» **Short problem**
Return the count of lines with the string "TiCl₄" in them, and nothing else.

» **Records for the exercise**

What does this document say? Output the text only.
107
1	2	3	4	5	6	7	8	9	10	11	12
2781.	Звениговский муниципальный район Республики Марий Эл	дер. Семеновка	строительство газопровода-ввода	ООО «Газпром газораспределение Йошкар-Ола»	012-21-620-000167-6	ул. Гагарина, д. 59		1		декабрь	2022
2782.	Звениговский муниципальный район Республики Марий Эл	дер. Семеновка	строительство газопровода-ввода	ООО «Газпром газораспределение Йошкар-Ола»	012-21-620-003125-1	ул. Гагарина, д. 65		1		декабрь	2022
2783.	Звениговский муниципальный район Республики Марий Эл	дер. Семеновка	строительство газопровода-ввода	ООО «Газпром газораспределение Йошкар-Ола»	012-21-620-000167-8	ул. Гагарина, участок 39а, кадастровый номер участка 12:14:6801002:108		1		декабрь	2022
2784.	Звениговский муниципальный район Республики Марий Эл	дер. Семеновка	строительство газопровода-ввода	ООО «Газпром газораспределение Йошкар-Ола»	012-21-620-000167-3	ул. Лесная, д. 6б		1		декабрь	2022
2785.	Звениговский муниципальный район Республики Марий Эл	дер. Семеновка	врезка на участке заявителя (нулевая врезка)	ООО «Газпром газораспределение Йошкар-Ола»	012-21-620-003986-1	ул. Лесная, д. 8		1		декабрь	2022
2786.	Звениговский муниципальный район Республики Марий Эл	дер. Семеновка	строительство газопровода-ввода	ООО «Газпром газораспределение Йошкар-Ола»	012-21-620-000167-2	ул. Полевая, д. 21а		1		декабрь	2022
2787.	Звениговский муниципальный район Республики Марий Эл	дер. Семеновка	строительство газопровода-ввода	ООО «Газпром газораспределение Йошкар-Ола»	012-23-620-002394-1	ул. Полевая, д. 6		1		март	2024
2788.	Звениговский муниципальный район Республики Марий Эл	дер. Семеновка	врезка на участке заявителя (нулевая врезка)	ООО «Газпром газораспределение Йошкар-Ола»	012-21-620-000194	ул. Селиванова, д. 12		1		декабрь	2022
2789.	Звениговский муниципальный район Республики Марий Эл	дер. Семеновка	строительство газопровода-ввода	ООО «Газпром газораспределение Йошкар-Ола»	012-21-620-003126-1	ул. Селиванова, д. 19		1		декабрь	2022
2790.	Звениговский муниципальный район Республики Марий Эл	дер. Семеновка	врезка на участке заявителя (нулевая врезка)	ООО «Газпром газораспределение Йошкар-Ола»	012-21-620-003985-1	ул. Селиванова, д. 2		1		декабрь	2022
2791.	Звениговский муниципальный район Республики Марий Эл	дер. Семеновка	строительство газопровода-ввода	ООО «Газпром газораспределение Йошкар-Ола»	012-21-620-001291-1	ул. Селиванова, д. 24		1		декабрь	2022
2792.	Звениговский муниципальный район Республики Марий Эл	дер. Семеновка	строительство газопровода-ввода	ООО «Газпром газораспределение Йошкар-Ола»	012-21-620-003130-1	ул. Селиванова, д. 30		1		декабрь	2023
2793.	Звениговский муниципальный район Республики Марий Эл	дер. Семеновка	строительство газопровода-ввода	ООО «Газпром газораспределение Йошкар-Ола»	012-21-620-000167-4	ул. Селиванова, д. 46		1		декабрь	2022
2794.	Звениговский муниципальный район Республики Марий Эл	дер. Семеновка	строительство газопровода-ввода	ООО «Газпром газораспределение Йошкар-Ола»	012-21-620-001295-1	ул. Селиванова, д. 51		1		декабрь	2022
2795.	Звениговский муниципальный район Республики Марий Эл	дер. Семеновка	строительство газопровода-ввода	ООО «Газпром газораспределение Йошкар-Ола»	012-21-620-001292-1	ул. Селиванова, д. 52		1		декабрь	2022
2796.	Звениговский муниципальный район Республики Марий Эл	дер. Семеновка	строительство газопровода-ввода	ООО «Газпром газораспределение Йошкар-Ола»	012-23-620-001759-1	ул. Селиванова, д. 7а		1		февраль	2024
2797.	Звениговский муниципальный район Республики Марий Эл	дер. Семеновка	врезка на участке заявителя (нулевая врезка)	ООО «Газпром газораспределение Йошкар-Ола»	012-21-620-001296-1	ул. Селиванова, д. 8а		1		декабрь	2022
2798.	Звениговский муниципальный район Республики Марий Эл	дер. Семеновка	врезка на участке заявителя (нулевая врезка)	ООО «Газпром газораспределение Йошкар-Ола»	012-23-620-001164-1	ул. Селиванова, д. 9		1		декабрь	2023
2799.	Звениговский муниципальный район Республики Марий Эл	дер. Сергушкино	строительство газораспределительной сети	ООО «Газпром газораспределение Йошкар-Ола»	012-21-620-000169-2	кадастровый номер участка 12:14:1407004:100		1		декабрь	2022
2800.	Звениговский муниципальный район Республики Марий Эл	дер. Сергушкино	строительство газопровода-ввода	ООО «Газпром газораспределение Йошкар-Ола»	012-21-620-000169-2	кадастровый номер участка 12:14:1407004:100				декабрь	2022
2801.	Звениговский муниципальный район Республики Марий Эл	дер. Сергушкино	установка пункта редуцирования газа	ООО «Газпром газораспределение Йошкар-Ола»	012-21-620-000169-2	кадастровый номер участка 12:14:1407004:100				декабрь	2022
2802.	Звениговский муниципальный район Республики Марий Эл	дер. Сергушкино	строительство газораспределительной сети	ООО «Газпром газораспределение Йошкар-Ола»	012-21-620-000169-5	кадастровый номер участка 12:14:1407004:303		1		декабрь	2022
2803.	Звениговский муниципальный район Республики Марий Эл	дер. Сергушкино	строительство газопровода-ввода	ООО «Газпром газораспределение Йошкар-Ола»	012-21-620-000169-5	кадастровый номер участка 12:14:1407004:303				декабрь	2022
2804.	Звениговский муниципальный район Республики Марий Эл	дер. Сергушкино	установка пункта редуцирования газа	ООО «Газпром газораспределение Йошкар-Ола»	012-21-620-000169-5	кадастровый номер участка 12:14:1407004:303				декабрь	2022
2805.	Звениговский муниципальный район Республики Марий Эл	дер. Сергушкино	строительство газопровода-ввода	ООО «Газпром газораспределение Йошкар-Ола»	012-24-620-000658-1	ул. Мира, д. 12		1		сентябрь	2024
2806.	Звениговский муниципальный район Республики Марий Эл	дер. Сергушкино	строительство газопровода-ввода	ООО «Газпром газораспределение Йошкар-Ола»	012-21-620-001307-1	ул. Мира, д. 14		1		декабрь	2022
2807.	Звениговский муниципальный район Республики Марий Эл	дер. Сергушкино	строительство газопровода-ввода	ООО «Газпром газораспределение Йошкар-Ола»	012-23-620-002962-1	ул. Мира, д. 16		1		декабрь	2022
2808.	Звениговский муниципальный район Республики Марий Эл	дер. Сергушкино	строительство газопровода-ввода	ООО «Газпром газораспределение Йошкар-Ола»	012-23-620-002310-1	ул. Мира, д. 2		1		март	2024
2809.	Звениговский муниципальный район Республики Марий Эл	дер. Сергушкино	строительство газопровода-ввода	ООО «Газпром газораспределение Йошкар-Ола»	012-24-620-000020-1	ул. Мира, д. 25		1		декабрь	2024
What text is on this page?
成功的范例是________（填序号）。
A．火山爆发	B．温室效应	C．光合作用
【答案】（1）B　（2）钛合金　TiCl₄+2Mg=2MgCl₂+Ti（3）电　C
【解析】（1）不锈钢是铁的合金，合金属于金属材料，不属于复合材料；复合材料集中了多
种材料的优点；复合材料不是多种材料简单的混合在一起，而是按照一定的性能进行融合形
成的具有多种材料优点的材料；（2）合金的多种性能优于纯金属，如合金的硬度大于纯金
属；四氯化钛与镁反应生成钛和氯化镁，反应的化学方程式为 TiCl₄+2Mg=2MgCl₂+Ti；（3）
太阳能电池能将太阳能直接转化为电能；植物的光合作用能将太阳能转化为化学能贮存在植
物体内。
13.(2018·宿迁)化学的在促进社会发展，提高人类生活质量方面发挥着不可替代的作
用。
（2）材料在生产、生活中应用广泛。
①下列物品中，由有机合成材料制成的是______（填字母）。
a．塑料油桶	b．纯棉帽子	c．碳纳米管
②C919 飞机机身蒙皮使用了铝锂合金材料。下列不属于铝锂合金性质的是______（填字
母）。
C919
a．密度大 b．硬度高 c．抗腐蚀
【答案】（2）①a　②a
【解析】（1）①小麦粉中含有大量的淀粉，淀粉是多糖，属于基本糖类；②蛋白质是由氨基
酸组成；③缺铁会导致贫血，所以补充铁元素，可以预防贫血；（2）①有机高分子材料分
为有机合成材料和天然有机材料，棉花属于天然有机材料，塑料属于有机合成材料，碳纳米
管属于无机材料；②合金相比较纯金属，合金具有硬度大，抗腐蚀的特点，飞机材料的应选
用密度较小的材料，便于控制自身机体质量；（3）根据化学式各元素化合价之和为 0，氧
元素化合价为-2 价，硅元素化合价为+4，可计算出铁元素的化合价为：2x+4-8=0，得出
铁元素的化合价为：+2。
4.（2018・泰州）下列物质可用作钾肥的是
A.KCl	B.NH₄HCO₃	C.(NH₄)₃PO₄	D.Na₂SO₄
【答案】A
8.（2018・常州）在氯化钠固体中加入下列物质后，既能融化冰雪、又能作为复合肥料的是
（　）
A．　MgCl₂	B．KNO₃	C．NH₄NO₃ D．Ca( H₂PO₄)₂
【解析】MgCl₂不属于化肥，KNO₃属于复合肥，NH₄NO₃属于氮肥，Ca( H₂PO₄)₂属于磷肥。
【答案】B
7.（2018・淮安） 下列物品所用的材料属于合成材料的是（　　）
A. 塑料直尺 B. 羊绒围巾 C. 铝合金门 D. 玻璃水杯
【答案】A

» **Task answer**
2